AIM OF THE EXERCISE: Collect every line in the records below that contains the word "Season".

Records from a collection
===============

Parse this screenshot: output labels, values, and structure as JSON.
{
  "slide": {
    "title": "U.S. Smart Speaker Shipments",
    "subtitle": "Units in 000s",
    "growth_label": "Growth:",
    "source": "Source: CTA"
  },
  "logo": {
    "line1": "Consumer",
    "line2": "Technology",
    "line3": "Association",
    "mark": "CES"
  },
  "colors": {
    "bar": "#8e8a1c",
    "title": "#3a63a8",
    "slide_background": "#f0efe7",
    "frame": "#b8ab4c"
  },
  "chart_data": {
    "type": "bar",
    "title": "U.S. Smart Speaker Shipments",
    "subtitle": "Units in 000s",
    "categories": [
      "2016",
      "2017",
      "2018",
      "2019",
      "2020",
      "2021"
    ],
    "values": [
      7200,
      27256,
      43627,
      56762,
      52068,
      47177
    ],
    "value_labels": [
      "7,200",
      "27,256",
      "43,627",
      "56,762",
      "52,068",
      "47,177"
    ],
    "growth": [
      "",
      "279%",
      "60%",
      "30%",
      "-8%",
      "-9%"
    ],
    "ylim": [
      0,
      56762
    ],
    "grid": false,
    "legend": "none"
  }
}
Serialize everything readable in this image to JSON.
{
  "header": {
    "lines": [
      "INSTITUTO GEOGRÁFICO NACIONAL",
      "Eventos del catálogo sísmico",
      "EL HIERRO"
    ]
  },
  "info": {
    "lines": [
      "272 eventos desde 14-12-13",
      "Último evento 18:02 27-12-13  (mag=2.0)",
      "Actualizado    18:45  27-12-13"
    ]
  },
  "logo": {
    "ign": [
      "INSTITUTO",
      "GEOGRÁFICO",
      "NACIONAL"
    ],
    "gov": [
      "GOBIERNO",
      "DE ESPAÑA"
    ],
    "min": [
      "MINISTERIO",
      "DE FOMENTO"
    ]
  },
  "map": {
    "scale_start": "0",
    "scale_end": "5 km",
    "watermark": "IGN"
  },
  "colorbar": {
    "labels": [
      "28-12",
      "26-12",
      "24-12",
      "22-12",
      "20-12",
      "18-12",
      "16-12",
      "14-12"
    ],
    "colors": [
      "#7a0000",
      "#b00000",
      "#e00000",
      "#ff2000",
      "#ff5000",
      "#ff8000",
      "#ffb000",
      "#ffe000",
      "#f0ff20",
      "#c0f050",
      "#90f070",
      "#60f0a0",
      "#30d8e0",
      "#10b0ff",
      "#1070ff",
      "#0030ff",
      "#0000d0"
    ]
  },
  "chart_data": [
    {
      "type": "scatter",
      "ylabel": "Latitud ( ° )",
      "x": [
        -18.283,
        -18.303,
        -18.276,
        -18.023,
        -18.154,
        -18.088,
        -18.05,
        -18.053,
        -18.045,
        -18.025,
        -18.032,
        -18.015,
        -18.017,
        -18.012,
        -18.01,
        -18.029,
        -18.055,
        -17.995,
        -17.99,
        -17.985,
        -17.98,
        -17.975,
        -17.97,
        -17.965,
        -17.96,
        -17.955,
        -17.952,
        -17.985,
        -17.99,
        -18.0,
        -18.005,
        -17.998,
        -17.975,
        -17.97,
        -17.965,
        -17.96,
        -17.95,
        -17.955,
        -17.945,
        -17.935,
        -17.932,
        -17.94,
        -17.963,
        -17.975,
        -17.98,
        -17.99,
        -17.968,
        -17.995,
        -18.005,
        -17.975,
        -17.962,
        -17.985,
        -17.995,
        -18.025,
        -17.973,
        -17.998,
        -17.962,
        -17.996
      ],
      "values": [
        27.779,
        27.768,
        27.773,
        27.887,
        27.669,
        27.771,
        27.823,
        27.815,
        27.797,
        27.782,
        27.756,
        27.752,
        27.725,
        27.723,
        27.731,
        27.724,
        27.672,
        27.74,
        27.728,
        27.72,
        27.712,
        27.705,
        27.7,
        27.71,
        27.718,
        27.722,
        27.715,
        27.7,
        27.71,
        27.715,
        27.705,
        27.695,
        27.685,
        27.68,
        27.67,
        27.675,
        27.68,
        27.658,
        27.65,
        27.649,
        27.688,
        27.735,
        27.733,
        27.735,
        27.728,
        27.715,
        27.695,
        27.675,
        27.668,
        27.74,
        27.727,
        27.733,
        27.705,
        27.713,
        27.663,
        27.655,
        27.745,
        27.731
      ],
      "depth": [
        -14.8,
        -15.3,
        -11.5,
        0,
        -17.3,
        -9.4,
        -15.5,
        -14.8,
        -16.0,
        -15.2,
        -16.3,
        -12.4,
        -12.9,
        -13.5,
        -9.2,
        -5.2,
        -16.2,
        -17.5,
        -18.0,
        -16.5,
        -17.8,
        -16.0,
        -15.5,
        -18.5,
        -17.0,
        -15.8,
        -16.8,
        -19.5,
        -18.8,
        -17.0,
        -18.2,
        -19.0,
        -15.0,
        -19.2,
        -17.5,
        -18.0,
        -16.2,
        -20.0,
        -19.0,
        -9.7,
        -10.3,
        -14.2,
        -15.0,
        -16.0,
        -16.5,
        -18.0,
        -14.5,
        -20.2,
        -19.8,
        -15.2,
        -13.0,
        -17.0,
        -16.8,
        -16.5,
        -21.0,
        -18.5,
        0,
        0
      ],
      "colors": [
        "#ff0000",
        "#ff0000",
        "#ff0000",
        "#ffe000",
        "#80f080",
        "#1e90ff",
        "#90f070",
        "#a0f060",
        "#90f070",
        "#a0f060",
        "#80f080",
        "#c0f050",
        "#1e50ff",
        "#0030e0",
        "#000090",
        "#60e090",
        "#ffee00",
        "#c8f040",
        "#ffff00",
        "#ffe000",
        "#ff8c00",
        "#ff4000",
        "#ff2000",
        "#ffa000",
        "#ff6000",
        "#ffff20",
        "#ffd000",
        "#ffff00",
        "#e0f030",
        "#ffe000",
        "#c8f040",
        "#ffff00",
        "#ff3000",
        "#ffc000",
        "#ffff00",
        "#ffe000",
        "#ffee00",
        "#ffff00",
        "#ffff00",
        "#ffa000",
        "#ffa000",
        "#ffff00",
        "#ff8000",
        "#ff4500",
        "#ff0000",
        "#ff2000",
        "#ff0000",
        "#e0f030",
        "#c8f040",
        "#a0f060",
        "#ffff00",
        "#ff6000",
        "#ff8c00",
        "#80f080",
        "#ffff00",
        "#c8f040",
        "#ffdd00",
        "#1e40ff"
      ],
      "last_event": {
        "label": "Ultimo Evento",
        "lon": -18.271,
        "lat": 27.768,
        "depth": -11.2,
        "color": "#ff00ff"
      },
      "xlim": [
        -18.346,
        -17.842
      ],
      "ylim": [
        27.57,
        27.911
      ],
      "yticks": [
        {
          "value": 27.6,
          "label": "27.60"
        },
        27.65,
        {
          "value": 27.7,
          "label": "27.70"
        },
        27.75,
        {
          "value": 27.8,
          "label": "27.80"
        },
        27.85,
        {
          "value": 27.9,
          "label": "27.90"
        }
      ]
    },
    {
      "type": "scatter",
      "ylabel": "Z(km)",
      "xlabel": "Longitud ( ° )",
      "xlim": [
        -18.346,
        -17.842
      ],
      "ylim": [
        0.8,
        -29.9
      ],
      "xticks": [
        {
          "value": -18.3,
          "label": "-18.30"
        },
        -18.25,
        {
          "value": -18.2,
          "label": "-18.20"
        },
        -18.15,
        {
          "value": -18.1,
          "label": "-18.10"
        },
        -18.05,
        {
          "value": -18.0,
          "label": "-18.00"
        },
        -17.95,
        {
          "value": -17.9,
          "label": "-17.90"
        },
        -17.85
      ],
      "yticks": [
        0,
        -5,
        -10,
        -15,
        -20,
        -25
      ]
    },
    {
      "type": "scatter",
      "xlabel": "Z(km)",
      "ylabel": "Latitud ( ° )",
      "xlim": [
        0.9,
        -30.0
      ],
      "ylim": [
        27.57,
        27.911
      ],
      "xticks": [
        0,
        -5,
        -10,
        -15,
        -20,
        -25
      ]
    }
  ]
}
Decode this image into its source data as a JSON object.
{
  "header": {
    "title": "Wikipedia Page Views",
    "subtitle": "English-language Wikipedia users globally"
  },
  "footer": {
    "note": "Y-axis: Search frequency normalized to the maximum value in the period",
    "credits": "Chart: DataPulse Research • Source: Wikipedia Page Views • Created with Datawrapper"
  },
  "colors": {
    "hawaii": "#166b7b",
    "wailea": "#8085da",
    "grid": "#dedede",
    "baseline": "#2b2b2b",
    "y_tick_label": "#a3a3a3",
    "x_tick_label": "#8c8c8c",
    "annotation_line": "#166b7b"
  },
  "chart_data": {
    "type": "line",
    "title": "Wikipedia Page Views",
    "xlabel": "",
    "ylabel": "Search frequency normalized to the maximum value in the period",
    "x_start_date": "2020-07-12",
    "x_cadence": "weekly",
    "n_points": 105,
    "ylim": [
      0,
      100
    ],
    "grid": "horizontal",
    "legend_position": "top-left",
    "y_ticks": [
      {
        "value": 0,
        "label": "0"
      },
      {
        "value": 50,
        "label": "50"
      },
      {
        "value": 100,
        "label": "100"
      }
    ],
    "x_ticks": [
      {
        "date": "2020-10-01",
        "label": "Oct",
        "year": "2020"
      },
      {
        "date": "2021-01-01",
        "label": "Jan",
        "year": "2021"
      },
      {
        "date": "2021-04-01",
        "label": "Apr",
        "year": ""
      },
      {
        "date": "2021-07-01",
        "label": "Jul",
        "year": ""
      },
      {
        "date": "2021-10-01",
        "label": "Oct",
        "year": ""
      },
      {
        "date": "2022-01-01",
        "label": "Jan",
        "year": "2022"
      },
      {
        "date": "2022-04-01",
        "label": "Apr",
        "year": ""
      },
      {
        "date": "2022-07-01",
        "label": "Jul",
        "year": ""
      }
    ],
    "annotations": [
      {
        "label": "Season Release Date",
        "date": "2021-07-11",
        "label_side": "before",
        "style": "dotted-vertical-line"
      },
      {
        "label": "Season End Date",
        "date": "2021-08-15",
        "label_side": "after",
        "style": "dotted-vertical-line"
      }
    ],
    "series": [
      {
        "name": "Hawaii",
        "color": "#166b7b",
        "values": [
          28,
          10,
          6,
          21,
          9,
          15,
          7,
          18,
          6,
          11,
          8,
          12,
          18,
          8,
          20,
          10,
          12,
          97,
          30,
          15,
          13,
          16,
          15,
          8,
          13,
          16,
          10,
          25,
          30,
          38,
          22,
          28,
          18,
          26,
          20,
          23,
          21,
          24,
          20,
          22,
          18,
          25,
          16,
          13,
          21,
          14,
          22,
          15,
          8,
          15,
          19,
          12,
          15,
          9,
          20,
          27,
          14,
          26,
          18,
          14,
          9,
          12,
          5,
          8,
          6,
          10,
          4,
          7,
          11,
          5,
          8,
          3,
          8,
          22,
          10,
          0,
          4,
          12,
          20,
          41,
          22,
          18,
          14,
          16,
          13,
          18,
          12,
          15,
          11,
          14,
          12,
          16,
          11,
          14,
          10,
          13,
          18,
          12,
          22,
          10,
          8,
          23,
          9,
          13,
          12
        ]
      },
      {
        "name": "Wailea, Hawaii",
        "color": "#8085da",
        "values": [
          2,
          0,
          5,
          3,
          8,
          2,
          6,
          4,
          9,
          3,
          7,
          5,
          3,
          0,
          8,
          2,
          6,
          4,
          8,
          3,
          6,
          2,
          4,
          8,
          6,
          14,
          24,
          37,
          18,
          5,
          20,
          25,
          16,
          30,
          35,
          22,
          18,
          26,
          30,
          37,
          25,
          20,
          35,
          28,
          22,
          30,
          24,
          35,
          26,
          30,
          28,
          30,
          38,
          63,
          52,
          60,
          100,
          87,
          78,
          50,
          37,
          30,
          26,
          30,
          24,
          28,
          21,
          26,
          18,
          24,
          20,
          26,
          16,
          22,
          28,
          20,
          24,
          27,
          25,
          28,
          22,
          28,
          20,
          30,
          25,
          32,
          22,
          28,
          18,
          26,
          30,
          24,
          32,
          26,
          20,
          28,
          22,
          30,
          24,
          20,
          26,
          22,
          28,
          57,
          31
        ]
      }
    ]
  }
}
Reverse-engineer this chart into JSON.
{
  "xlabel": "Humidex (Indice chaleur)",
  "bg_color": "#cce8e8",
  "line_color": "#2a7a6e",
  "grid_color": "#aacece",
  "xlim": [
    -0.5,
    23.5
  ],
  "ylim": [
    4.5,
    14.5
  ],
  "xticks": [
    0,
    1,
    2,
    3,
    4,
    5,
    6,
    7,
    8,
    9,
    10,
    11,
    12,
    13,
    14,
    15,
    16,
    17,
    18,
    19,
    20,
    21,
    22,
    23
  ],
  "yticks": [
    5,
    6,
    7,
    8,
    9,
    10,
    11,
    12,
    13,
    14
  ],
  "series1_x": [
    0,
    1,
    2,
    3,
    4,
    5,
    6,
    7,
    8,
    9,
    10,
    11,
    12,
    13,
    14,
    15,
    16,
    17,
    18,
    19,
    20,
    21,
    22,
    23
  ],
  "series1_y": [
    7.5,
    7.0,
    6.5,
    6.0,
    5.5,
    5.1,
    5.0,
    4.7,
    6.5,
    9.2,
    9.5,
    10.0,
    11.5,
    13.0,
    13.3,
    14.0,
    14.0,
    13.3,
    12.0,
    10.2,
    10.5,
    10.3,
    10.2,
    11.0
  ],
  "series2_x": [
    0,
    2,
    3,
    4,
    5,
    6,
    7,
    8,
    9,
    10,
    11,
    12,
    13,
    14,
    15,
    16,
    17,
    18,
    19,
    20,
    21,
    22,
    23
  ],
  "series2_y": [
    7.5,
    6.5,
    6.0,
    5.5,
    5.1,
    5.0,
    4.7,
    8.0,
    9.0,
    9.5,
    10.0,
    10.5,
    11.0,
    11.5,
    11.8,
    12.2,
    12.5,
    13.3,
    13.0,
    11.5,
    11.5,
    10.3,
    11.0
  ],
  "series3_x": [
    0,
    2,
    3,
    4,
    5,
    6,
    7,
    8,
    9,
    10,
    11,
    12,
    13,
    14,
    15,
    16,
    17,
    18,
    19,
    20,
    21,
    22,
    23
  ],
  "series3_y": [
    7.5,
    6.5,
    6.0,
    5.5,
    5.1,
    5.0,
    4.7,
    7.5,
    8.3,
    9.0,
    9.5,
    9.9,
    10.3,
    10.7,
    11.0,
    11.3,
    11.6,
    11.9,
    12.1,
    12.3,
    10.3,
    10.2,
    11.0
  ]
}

===============

WRITTEN SOLUTION:
        "label": "Season Release Date",
        "label": "Season End Date",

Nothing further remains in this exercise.